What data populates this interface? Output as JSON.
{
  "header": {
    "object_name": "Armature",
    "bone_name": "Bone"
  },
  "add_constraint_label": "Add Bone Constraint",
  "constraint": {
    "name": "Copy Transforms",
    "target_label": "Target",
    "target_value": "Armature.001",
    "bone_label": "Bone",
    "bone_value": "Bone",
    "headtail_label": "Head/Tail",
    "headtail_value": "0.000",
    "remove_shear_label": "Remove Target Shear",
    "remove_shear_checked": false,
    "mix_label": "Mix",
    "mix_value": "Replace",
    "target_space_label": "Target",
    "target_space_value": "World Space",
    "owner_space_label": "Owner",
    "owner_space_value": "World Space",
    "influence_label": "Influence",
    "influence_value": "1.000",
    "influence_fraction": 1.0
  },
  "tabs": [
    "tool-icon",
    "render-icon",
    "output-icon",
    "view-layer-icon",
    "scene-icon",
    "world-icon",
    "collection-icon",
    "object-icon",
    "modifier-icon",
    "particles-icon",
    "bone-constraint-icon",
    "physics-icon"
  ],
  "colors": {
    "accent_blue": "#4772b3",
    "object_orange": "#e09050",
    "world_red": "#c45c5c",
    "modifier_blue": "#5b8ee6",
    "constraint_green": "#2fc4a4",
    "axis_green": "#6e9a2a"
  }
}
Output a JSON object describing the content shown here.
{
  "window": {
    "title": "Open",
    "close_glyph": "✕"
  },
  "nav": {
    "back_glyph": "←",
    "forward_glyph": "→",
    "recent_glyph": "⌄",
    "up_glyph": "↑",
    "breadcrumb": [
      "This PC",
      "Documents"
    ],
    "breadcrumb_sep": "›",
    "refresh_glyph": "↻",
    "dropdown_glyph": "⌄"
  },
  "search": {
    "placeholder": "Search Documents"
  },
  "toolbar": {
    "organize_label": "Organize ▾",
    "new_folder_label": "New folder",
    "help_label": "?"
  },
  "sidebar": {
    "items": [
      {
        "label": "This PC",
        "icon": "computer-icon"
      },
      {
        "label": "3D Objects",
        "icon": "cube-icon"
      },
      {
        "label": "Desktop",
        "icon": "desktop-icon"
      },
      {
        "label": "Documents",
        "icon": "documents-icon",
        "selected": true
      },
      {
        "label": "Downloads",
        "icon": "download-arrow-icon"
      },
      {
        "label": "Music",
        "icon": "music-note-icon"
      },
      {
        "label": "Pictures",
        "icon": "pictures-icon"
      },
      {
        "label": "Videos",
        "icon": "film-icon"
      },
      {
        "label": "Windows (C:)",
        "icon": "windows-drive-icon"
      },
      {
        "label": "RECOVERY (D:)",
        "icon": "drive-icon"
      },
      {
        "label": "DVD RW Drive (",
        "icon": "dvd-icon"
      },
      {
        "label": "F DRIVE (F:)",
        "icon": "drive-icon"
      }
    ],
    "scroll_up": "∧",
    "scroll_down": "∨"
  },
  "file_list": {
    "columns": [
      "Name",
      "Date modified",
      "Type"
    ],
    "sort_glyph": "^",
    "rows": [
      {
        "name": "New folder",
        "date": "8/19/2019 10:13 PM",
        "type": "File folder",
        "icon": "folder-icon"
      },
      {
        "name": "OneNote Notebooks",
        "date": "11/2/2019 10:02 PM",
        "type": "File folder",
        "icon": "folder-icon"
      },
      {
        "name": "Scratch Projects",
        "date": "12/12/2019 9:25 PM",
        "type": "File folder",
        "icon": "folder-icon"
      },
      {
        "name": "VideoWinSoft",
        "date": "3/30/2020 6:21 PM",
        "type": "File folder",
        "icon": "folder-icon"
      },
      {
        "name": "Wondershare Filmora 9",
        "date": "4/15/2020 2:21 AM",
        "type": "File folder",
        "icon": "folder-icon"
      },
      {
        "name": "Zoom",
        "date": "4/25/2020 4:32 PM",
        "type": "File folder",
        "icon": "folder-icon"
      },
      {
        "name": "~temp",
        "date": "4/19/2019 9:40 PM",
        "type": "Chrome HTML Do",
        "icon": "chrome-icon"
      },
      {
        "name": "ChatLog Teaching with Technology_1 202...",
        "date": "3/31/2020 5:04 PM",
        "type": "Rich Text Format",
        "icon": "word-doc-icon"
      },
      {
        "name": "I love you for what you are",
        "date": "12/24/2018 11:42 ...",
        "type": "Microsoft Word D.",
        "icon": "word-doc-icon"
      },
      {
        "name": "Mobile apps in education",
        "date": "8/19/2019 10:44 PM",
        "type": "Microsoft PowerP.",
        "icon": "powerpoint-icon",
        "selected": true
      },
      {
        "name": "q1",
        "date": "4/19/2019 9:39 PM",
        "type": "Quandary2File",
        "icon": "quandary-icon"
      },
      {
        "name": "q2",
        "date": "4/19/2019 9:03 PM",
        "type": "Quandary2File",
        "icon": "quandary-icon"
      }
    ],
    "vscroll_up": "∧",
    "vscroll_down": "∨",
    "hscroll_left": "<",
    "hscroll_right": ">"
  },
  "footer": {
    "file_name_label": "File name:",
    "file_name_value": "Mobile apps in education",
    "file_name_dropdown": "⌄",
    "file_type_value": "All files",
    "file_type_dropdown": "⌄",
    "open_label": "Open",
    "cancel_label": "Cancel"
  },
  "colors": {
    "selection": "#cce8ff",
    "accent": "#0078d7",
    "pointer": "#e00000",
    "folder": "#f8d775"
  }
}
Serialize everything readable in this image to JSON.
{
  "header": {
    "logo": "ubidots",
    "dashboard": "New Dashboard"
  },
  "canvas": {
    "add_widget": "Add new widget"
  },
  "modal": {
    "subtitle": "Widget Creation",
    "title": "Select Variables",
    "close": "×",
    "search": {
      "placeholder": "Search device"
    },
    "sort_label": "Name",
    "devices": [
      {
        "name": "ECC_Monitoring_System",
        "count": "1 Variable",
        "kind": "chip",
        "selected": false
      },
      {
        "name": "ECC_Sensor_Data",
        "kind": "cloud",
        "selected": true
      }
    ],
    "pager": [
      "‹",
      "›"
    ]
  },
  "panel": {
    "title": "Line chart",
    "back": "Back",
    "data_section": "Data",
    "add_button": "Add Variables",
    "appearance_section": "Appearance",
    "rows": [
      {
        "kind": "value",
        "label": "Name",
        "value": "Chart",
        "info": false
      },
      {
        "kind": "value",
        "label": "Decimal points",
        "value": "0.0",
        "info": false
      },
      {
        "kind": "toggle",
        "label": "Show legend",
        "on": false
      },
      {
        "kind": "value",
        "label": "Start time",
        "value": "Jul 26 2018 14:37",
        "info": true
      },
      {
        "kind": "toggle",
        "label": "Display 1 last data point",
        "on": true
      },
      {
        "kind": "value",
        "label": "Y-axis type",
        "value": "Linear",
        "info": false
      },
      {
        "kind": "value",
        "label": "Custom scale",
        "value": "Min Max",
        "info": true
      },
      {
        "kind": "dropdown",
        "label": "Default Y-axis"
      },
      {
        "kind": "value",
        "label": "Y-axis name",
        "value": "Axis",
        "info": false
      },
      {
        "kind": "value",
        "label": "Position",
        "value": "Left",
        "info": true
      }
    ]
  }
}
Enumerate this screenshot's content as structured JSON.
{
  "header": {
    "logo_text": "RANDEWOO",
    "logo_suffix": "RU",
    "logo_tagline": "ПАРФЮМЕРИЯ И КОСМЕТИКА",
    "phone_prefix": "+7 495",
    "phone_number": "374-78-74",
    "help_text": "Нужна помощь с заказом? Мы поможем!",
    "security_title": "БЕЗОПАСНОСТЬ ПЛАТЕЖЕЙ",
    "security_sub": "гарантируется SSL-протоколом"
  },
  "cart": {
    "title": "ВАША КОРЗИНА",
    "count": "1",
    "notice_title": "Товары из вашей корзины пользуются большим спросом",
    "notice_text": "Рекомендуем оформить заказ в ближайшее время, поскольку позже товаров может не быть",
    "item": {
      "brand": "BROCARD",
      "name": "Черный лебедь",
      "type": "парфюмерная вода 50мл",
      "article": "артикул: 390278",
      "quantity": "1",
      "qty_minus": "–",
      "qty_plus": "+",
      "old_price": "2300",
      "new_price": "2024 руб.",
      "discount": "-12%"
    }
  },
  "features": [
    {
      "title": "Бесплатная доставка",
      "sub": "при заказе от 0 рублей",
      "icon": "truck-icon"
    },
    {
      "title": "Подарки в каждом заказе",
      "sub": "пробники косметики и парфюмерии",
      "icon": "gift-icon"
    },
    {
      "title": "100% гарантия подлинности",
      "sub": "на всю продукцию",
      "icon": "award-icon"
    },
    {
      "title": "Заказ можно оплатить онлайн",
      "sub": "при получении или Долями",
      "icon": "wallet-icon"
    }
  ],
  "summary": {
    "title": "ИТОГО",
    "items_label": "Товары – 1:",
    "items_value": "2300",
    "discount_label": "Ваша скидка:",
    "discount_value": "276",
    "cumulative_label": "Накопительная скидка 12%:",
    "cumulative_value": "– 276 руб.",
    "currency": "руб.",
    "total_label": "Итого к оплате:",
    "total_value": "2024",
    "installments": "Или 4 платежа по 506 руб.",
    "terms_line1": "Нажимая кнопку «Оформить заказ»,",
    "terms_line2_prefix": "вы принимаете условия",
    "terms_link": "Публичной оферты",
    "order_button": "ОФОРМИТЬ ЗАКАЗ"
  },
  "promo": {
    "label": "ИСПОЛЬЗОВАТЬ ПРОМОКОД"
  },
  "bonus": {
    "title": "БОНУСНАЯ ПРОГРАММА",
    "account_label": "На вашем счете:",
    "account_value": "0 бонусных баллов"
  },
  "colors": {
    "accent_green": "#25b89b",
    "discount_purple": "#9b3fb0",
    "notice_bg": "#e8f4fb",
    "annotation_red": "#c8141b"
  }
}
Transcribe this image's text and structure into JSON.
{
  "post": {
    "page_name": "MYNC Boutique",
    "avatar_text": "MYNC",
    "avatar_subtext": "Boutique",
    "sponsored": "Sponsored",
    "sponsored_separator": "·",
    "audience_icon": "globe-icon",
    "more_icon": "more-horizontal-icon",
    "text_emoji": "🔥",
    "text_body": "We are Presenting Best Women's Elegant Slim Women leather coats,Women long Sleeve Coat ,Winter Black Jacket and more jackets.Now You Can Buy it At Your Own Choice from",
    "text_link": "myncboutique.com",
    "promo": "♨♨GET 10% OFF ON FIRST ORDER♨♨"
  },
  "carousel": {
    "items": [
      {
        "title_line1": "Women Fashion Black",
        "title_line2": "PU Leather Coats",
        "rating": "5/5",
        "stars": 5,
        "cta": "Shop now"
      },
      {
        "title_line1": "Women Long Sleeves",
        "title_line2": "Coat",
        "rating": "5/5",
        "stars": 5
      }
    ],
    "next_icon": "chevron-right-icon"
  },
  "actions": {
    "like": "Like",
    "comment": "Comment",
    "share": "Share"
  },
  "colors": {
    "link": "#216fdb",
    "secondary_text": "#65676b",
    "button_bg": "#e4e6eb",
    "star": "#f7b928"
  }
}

========================

TASK PROMPT: In the entries above, find every line holding the word "Women" and copy it out.

RESPONSE TO THE TASK:
    "text_body": "We are Presenting Best Women's Elegant Slim Women leather coats,Women long Sleeve Coat ,Winter Black Jacket and more jackets.Now You Can Buy it At Your Own Choice from",
        "title_line1": "Women Fashion Black",
        "title_line1": "Women Long Sleeves",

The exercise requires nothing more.